──────── MATERIAL SUPPLIED

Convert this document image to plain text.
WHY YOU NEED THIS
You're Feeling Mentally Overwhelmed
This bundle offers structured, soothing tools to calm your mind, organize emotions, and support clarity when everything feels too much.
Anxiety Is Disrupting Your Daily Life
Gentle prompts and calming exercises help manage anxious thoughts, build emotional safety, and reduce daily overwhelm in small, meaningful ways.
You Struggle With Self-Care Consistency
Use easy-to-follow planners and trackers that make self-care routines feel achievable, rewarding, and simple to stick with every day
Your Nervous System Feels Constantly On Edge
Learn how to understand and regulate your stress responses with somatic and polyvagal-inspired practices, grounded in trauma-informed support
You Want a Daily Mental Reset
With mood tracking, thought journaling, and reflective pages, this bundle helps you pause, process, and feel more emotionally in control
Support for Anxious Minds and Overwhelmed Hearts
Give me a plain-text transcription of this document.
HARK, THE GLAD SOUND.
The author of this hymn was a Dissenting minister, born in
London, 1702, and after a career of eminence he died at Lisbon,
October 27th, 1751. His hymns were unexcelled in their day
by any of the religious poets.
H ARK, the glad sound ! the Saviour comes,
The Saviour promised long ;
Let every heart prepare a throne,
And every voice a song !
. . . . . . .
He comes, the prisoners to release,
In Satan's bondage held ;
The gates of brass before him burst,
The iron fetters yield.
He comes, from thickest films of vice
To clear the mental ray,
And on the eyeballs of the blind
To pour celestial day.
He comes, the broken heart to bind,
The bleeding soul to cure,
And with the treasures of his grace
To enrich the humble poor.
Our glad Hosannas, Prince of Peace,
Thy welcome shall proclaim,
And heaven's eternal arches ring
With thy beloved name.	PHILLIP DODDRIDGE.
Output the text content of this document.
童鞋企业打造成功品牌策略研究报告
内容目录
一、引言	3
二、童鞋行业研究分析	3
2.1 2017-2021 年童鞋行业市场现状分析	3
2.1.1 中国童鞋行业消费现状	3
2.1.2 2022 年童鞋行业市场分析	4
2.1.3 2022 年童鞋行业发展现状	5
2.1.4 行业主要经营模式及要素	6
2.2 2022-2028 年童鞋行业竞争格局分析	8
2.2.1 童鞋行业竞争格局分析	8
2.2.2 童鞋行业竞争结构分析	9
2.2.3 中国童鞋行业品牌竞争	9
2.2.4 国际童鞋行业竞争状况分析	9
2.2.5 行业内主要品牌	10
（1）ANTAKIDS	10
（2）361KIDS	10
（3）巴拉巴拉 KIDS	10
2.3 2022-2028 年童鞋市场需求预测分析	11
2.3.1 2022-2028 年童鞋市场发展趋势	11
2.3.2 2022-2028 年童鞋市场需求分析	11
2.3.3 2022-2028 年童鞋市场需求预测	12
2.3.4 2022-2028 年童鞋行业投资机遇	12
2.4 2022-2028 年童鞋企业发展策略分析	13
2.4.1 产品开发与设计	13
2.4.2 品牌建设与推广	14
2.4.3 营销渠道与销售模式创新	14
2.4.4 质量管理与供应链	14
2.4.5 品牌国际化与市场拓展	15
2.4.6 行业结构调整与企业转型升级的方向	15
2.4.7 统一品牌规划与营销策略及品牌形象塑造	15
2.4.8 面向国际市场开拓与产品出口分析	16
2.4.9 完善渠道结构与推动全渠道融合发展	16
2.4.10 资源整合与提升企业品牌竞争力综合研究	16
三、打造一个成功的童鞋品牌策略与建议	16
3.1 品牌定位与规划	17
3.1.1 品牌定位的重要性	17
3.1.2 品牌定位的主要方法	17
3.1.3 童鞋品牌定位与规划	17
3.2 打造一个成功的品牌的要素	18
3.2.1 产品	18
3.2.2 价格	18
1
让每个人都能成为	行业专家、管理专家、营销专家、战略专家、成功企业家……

────────────────

▶ EXERCISE DETAILS: Each line that holds the word "comes" should be extracted from the records.

▶ REPLY:
H ARK, the glad sound ! the Saviour comes,
He comes, the prisoners to release,
He comes, from thickest films of vice
He comes, the broken heart to bind,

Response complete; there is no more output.